* **Excerpts from a figure dataset**:
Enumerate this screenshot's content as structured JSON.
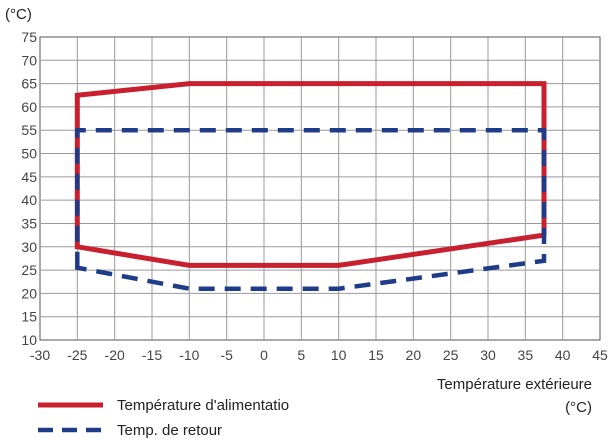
{
  "chart_data": {
    "type": "line",
    "title": "",
    "ylabel": "(°C)",
    "xlabel": "Température extérieure",
    "xlabel_unit": "(°C)",
    "xlim": [
      -30,
      45
    ],
    "ylim": [
      10,
      75
    ],
    "x_ticks": [
      -30,
      -25,
      -20,
      -15,
      -10,
      -5,
      0,
      5,
      10,
      15,
      20,
      25,
      30,
      35,
      40,
      45
    ],
    "y_ticks": [
      10,
      15,
      20,
      25,
      30,
      35,
      40,
      45,
      50,
      55,
      60,
      65,
      70,
      75
    ],
    "grid": true,
    "legend_position": "bottom-left",
    "series": [
      {
        "name": "Température d'alimentatio",
        "color": "#c8202f",
        "style": "solid",
        "points": [
          [
            -25,
            30
          ],
          [
            -25,
            62.5
          ],
          [
            -10,
            65
          ],
          [
            37.5,
            65
          ],
          [
            37.5,
            32.5
          ],
          [
            10,
            26
          ],
          [
            -10,
            26
          ],
          [
            -25,
            30
          ]
        ]
      },
      {
        "name": "Temp. de retour",
        "color": "#1f3c88",
        "style": "dashed",
        "points": [
          [
            -25,
            25.5
          ],
          [
            -25,
            55
          ],
          [
            37.5,
            55
          ],
          [
            37.5,
            27
          ],
          [
            10,
            21
          ],
          [
            -10,
            21
          ],
          [
            -25,
            25.5
          ]
        ]
      }
    ]
  }
}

* **Task to complete**:
Reproduce every line exactly and omit all pictures.

* **Written answer**:
Enumerate this screenshot's content as structured JSON.
{
  "chart_data": {
    "type": "line",
    "title": "",
    "ylabel": "(°C)",
    "xlabel": "Température extérieure",
    "xlabel_unit": "(°C)",
    "xlim": [
      -30,
      45
    ],
    "ylim": [
      10,
      75
    ],
    "x_ticks": [
      -30,
      -25,
      -20,
      -15,
      -10,
      -5,
      0,
      5,
      10,
      15,
      20,
      25,
      30,
      35,
      40,
      45
    ],
    "y_ticks": [
      10,
      15,
      20,
      25,
      30,
      35,
      40,
      45,
      50,
      55,
      60,
      65,
      70,
      75
    ],
    "grid": true,
    "legend_position": "bottom-left",
    "series": [
      {
        "name": "Température d'alimentatio",
        "color": "#c8202f",
        "style": "solid",
        "points": [
          [
            -25,
            30
          ],
          [
            -25,
            62.5
          ],
          [
            -10,
            65
          ],
          [
            37.5,
            65
          ],
          [
            37.5,
            32.5
          ],
          [
            10,
            26
          ],
          [
            -10,
            26
          ],
          [
            -25,
            30
          ]
        ]
      },
      {
        "name": "Temp. de retour",
        "color": "#1f3c88",
        "style": "dashed",
        "points": [
          [
            -25,
            25.5
          ],
          [
            -25,
            55
          ],
          [
            37.5,
            55
          ],
          [
            37.5,
            27
          ],
          [
            10,
            21
          ],
          [
            -10,
            21
          ],
          [
            -25,
            25.5
          ]
        ]
      }
    ]
  }
}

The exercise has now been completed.